Exercise requirements = Reproduce every line in the listing that contains the word "Bernburg".

************

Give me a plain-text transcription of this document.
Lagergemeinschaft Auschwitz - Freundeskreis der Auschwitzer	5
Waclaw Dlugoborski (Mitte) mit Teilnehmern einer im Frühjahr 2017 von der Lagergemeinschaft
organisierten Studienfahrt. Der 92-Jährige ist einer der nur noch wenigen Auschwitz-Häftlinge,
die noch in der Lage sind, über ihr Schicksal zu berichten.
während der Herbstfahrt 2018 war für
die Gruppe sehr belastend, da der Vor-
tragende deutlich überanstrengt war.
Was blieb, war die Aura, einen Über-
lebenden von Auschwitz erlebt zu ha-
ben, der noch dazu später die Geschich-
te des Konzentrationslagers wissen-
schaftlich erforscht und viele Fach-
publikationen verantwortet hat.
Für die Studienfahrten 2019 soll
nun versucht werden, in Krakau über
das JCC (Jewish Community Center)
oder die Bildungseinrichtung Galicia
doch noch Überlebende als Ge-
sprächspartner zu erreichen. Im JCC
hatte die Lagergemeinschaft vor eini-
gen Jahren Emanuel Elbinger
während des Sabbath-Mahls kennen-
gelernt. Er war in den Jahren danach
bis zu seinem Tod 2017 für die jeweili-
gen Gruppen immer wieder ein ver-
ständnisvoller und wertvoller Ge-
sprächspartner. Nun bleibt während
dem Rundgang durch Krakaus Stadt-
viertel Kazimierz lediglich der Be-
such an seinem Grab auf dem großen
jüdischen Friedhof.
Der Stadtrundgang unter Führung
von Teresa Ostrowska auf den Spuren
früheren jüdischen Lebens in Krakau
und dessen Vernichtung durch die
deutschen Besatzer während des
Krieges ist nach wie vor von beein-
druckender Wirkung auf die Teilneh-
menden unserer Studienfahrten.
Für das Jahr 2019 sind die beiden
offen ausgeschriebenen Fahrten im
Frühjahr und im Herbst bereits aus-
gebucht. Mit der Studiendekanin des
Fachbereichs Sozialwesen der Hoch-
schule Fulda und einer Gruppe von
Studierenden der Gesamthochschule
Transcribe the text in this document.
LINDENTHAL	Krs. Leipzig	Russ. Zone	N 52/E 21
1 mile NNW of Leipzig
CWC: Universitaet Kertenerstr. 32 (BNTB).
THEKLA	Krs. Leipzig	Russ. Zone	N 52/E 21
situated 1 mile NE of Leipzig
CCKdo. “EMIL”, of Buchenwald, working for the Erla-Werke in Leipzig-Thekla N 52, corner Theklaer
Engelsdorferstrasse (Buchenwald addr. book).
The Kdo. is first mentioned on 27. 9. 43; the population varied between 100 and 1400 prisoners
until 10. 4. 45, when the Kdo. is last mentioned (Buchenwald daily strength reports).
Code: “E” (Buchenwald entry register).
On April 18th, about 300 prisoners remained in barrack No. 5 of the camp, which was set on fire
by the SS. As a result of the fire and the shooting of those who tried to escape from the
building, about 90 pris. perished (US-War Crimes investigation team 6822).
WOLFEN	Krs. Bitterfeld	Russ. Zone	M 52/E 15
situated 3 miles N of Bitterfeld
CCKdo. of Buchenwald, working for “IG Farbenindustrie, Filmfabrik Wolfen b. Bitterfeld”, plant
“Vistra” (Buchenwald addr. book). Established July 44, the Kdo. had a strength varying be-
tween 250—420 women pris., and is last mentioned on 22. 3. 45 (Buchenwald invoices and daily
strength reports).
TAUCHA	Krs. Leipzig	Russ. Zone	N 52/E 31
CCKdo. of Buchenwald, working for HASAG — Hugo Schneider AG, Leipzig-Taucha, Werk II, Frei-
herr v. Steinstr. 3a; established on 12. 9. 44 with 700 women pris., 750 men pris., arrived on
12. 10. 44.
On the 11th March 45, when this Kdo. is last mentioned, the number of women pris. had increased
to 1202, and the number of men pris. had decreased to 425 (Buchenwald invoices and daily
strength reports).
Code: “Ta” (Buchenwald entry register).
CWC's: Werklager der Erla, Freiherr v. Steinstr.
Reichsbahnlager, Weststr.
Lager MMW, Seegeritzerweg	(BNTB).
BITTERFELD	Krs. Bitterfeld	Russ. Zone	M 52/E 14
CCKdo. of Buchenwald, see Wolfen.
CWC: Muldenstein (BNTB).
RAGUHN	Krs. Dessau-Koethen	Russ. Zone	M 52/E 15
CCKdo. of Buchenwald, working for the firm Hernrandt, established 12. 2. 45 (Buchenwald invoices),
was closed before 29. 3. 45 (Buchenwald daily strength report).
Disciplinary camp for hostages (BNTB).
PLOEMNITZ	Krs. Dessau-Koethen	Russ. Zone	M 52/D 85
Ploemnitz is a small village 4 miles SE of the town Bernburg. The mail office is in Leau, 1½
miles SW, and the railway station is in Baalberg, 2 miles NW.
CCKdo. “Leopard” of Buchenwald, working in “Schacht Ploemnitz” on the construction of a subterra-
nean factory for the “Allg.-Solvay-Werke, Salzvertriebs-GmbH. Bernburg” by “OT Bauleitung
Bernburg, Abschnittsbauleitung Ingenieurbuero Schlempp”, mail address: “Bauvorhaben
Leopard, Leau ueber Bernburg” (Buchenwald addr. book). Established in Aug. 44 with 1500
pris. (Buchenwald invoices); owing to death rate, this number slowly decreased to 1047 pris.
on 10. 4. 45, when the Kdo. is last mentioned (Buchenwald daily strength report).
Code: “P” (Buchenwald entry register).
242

************

Exercise solution =
Ploemnitz is a small village 4 miles SE of the town Bernburg. The mail office is in Leau, 1½
nean factory for the “Allg.-Solvay-Werke, Salzvertriebs-GmbH. Bernburg” by “OT Bauleitung
Bernburg, Abschnittsbauleitung Ingenieurbuero Schlempp”, mail address: “Bauvorhaben
Leopard, Leau ueber Bernburg” (Buchenwald addr. book). Established in Aug. 44 with 1500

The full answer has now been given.